'''

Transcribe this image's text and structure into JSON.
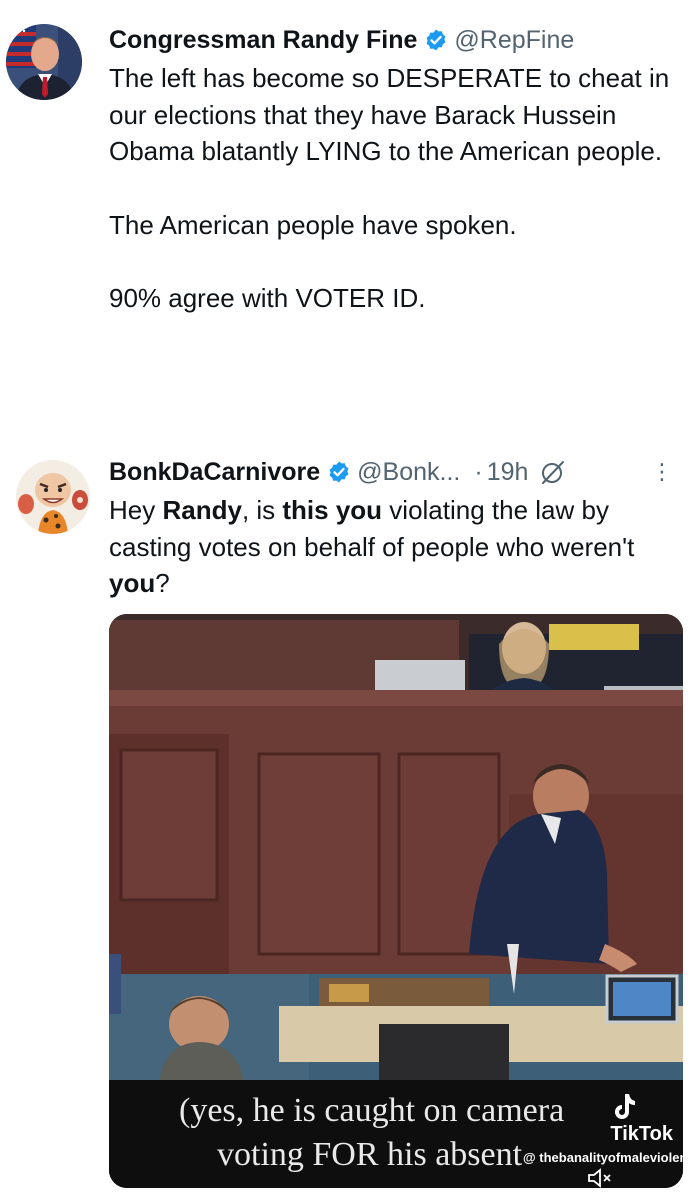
{
  "tweet1": {
    "name": "Congressman Randy Fine",
    "handle": "@RepFine",
    "paragraphs": [
      "The left has become so DESPERATE to cheat in our elections that they have Barack Hussein Obama blatantly LYING to the American people.",
      "The American people have spoken.",
      "90% agree with VOTER ID."
    ]
  },
  "tweet2": {
    "name": "BonkDaCarnivore",
    "handle": "@Bonk...",
    "dot": "·",
    "time": "19h",
    "more": "⋮",
    "body": {
      "t1": "Hey ",
      "b1": "Randy",
      "t2": ", is ",
      "b2": "this you",
      "t3": " violating the law by casting votes on behalf of people who weren't ",
      "b3": "you",
      "t4": "?"
    },
    "video": {
      "caption_line1": "(yes, he is caught on camera",
      "caption_line2": "voting FOR his absent",
      "tiktok_label": "TikTok",
      "tiktok_user": "@ thebanalityofmaleviolence"
    }
  },
  "colors": {
    "verified": "#1d9bf0",
    "secondary_text": "#536471",
    "chamber_wood": "#6b3b35",
    "carpet": "#3d5f78"
  }
}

'''

__Task description__:
In the copy, include all records verbatim but no images.

__Response for this exercise__:
Transcribe this image's text and structure into JSON.
{
  "tweet1": {
    "name": "Congressman Randy Fine",
    "handle": "@RepFine",
    "paragraphs": [
      "The left has become so DESPERATE to cheat in our elections that they have Barack Hussein Obama blatantly LYING to the American people.",
      "The American people have spoken.",
      "90% agree with VOTER ID."
    ]
  },
  "tweet2": {
    "name": "BonkDaCarnivore",
    "handle": "@Bonk...",
    "dot": "·",
    "time": "19h",
    "more": "⋮",
    "body": {
      "t1": "Hey ",
      "b1": "Randy",
      "t2": ", is ",
      "b2": "this you",
      "t3": " violating the law by casting votes on behalf of people who weren't ",
      "b3": "you",
      "t4": "?"
    },
    "video": {
      "caption_line1": "(yes, he is caught on camera",
      "caption_line2": "voting FOR his absent",
      "tiktok_label": "TikTok",
      "tiktok_user": "@ thebanalityofmaleviolence"
    }
  },
  "colors": {
    "verified": "#1d9bf0",
    "secondary_text": "#536471",
    "chamber_wood": "#6b3b35",
    "carpet": "#3d5f78"
  }
}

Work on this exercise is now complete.